### WHAT THE EXERCISE ASKS
If a line in the records contains the string "every", show that line.

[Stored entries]

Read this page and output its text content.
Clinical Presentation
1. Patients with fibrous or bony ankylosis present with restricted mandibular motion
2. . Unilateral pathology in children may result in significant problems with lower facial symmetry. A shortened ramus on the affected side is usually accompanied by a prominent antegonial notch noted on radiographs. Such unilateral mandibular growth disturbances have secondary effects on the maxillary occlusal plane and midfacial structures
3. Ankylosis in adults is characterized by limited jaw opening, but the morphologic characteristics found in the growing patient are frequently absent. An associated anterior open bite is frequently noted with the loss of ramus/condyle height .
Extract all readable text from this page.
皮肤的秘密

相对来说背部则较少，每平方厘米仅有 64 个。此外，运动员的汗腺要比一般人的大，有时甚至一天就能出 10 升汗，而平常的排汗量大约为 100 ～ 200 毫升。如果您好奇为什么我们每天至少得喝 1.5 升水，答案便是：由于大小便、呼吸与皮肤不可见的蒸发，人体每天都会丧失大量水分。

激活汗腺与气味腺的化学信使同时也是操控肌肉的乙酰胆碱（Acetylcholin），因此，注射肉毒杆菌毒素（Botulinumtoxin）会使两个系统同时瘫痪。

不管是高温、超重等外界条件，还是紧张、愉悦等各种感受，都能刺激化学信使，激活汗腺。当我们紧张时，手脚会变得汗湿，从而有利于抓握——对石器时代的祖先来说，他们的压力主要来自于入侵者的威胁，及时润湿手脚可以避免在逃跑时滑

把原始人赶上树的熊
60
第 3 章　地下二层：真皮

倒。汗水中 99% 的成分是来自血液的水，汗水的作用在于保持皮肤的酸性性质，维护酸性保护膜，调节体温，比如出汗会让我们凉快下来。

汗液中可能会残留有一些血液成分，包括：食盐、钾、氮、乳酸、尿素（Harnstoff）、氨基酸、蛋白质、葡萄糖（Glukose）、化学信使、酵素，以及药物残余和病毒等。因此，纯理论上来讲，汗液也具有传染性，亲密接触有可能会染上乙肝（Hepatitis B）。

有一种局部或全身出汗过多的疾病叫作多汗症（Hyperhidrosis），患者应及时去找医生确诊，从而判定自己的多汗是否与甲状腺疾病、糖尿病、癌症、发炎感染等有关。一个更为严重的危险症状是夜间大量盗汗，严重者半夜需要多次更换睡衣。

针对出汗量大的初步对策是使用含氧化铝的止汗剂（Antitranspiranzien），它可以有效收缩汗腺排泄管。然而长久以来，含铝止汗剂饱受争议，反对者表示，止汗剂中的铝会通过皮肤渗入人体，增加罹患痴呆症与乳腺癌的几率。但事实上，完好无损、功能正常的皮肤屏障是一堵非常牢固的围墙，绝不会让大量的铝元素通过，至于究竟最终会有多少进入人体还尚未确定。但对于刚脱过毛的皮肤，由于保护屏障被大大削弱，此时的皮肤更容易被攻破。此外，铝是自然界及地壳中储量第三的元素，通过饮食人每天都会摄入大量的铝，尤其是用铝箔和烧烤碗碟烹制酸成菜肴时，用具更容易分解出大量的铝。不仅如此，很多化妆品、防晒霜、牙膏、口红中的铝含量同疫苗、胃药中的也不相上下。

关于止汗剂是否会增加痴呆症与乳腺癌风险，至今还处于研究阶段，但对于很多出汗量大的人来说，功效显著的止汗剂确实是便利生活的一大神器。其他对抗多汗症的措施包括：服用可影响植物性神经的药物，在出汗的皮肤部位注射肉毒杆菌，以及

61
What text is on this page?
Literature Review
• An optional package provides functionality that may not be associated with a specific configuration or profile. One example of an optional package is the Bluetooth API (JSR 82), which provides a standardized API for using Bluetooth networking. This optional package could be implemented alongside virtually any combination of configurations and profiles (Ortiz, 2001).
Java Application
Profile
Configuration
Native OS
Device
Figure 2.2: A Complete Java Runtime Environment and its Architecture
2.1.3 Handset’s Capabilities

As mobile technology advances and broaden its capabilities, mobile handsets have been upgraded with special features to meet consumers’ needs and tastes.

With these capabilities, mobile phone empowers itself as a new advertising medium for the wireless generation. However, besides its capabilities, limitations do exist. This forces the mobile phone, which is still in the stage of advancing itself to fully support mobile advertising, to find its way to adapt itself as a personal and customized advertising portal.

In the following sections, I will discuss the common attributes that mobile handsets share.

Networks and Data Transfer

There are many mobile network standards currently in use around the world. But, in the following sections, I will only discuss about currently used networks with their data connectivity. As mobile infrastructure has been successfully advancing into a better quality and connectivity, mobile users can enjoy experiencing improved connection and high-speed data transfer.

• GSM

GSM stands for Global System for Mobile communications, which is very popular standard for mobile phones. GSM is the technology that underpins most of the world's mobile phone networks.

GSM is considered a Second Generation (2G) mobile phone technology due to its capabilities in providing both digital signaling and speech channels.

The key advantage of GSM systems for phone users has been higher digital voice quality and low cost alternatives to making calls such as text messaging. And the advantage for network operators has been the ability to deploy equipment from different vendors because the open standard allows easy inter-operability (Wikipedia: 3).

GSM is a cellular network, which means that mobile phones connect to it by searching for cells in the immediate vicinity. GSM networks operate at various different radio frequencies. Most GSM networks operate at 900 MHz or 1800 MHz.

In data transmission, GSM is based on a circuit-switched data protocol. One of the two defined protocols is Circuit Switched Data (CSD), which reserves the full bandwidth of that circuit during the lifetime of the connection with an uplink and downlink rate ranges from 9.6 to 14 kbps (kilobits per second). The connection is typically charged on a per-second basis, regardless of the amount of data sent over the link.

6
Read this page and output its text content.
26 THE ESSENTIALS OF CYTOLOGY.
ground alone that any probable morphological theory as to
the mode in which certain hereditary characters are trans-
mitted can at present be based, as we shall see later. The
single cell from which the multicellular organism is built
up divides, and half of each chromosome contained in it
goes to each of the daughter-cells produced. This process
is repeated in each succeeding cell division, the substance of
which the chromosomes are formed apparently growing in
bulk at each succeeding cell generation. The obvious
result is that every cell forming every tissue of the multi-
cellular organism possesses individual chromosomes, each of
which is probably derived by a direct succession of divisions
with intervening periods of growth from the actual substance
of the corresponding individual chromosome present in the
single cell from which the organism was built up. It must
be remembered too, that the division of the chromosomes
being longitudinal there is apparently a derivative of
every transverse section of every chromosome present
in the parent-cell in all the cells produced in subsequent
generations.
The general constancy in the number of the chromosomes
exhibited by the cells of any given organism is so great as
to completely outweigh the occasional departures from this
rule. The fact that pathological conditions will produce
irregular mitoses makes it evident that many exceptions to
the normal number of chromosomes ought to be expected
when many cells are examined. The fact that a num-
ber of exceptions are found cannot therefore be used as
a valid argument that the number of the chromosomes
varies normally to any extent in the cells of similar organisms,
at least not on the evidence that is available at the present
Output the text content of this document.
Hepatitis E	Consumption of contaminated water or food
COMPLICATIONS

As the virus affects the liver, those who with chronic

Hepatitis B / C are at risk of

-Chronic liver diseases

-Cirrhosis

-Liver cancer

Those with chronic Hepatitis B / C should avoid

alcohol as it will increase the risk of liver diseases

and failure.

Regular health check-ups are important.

### OUTPUT BELOW
result is that every cell forming every tissue of the multi-
every transverse section of every chromosome present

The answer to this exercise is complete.